Exercise inputs:
────────────────

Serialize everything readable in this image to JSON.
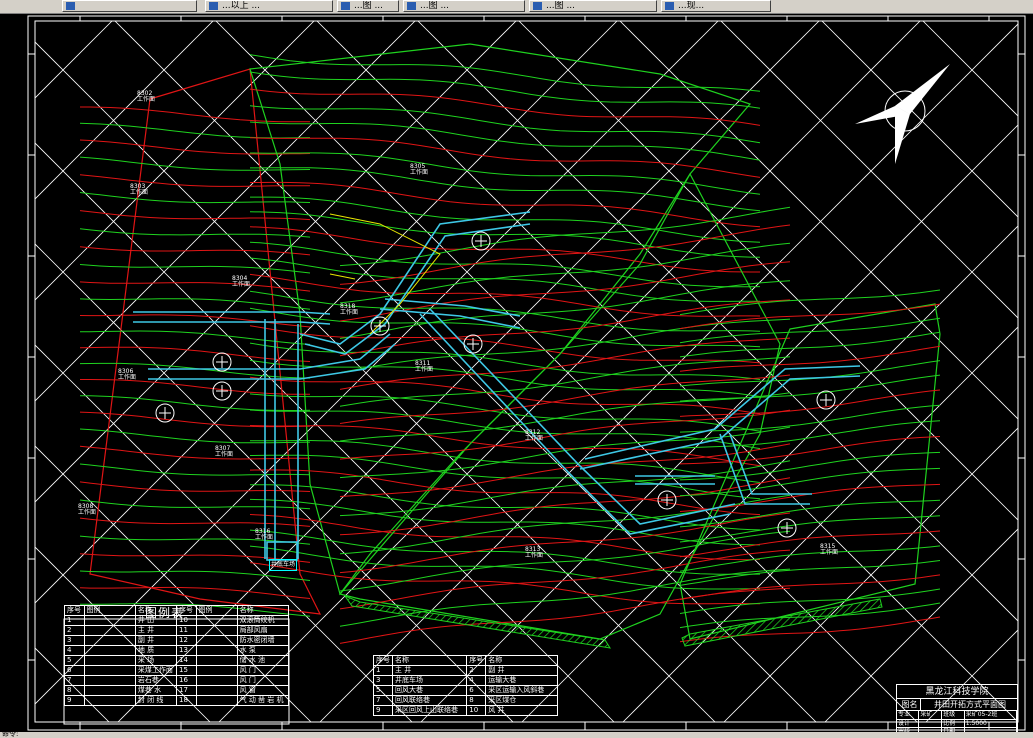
{
  "taskbar": {
    "tabs": [
      {
        "label": ""
      },
      {
        "label": "...以上 ..."
      },
      {
        "label": "...图 ..."
      },
      {
        "label": "...图 ..."
      },
      {
        "label": "...图 ..."
      },
      {
        "label": "...现..."
      }
    ]
  },
  "status": {
    "text": "命令:"
  },
  "legend": {
    "title": "图例表",
    "header": [
      "序号",
      "图例",
      "名称",
      "序号",
      "图例",
      "名称"
    ],
    "rows": [
      [
        "1",
        "",
        "井 田",
        "10",
        "",
        "双滚筒绞机"
      ],
      [
        "2",
        "",
        "主 井",
        "11",
        "",
        "局部风扇"
      ],
      [
        "3",
        "",
        "副 井",
        "12",
        "",
        "防水密闭墙"
      ],
      [
        "4",
        "",
        "地 质",
        "13",
        "",
        "水 泵"
      ],
      [
        "5",
        "",
        "采 场",
        "14",
        "",
        "储 水 池"
      ],
      [
        "6",
        "",
        "采煤工作面",
        "15",
        "",
        "风 门"
      ],
      [
        "7",
        "",
        "岩石巷",
        "16",
        "",
        "风 门"
      ],
      [
        "8",
        "",
        "煤巷 水",
        "17",
        "",
        "风 窗"
      ],
      [
        "9",
        "",
        "封 闭 线",
        "18",
        "",
        "气 动 凿 岩 机"
      ]
    ]
  },
  "notes": {
    "header": [
      "序号",
      "名称",
      "序号",
      "名称"
    ],
    "rows": [
      [
        "1",
        "主 井",
        "2",
        "副 井"
      ],
      [
        "3",
        "井底车场",
        "4",
        "运输大巷"
      ],
      [
        "5",
        "回风大巷",
        "6",
        "采区运输入风斜巷"
      ],
      [
        "7",
        "回风联络巷",
        "8",
        "采区煤仓"
      ],
      [
        "9",
        "采区回风上山联络巷",
        "10",
        "风 井"
      ]
    ]
  },
  "title_block": {
    "school": "黑龙江科技学院",
    "drawing_label": "图名",
    "drawing_name": "井田开拓方式平面图",
    "grid": [
      [
        "专业",
        "采矿",
        "班级",
        "采矿05-2班"
      ],
      [
        "设计",
        "",
        "比例",
        "1:5000"
      ],
      [
        "审核",
        "",
        "日期",
        ""
      ]
    ]
  },
  "plan": {
    "shaft_box_label": "井底车场",
    "block_labels": [
      "8302\n工作面",
      "8303\n工作面",
      "8304\n工作面",
      "8305\n工作面",
      "8306\n工作面",
      "8307\n工作面",
      "8308\n工作面",
      "8311\n工作面",
      "8312\n工作面",
      "8313\n工作面",
      "8315\n工作面",
      "8316\n工作面",
      "8318\n工作面"
    ]
  },
  "colors": {
    "background": "#000000",
    "contour_green": "#1fd21f",
    "contour_red": "#e01515",
    "roadway_cyan": "#3ec8e6",
    "grid_white": "#ffffff",
    "boundary_yellow": "#e8e800"
  },
  "icons": {
    "north_arrow": "north-arrow-icon",
    "shaft": "shaft-icon"
  }
}
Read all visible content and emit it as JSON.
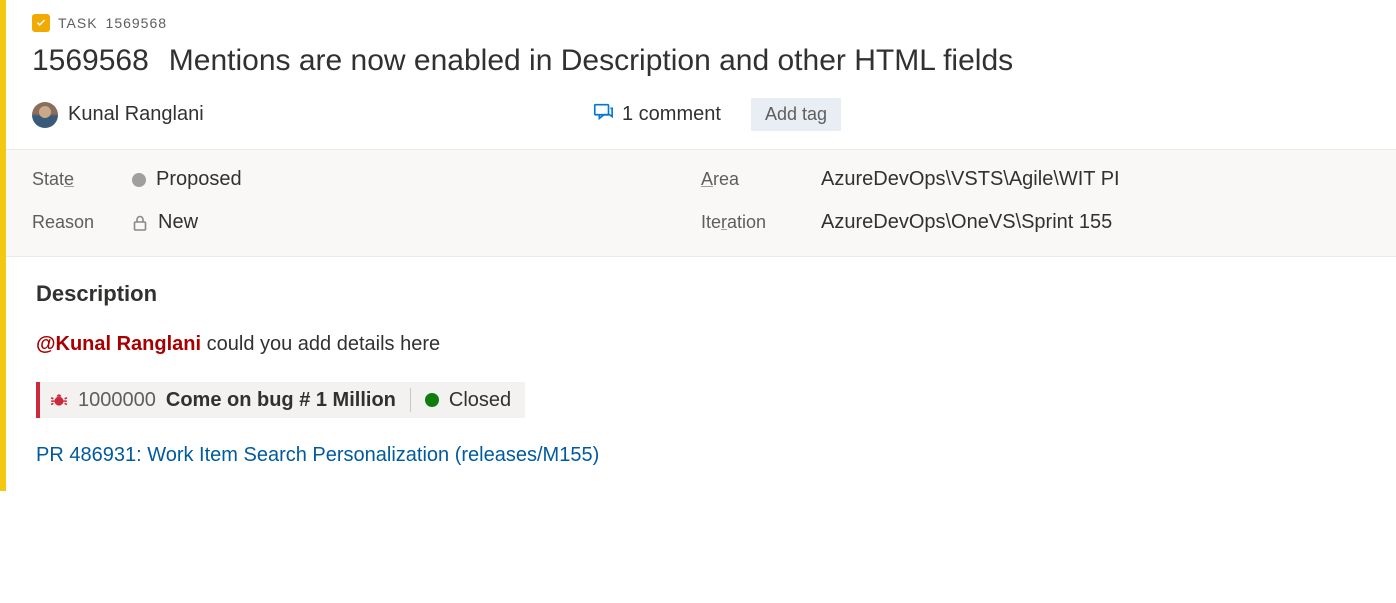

────────────────

Leave the pictures out, and print every line of the listing exactly as written.

Result of this task:
Serialize everything readable in this image to JSON.
{
  "taskbar": {
    "tabs": [
      {
        "label": ""
      },
      {
        "label": "...以上 ..."
      },
      {
        "label": "...图 ..."
      },
      {
        "label": "...图 ..."
      },
      {
        "label": "...图 ..."
      },
      {
        "label": "...现..."
      }
    ]
  },
  "status": {
    "text": "命令:"
  },
  "legend": {
    "title": "图例表",
    "header": [
      "序号",
      "图例",
      "名称",
      "序号",
      "图例",
      "名称"
    ],
    "rows": [
      [
        "1",
        "",
        "井 田",
        "10",
        "",
        "双滚筒绞机"
      ],
      [
        "2",
        "",
        "主 井",
        "11",
        "",
        "局部风扇"
      ],
      [
        "3",
        "",
        "副 井",
        "12",
        "",
        "防水密闭墙"
      ],
      [
        "4",
        "",
        "地 质",
        "13",
        "",
        "水 泵"
      ],
      [
        "5",
        "",
        "采 场",
        "14",
        "",
        "储 水 池"
      ],
      [
        "6",
        "",
        "采煤工作面",
        "15",
        "",
        "风 门"
      ],
      [
        "7",
        "",
        "岩石巷",
        "16",
        "",
        "风 门"
      ],
      [
        "8",
        "",
        "煤巷 水",
        "17",
        "",
        "风 窗"
      ],
      [
        "9",
        "",
        "封 闭 线",
        "18",
        "",
        "气 动 凿 岩 机"
      ]
    ]
  },
  "notes": {
    "header": [
      "序号",
      "名称",
      "序号",
      "名称"
    ],
    "rows": [
      [
        "1",
        "主 井",
        "2",
        "副 井"
      ],
      [
        "3",
        "井底车场",
        "4",
        "运输大巷"
      ],
      [
        "5",
        "回风大巷",
        "6",
        "采区运输入风斜巷"
      ],
      [
        "7",
        "回风联络巷",
        "8",
        "采区煤仓"
      ],
      [
        "9",
        "采区回风上山联络巷",
        "10",
        "风 井"
      ]
    ]
  },
  "title_block": {
    "school": "黑龙江科技学院",
    "drawing_label": "图名",
    "drawing_name": "井田开拓方式平面图",
    "grid": [
      [
        "专业",
        "采矿",
        "班级",
        "采矿05-2班"
      ],
      [
        "设计",
        "",
        "比例",
        "1:5000"
      ],
      [
        "审核",
        "",
        "日期",
        ""
      ]
    ]
  },
  "plan": {
    "shaft_box_label": "井底车场",
    "block_labels": [
      "8302\n工作面",
      "8303\n工作面",
      "8304\n工作面",
      "8305\n工作面",
      "8306\n工作面",
      "8307\n工作面",
      "8308\n工作面",
      "8311\n工作面",
      "8312\n工作面",
      "8313\n工作面",
      "8315\n工作面",
      "8316\n工作面",
      "8318\n工作面"
    ]
  },
  "colors": {
    "background": "#000000",
    "contour_green": "#1fd21f",
    "contour_red": "#e01515",
    "roadway_cyan": "#3ec8e6",
    "grid_white": "#ffffff",
    "boundary_yellow": "#e8e800"
  },
  "icons": {
    "north_arrow": "north-arrow-icon",
    "shaft": "shaft-icon"
  }
}
Read all visible content and emit it as JSON.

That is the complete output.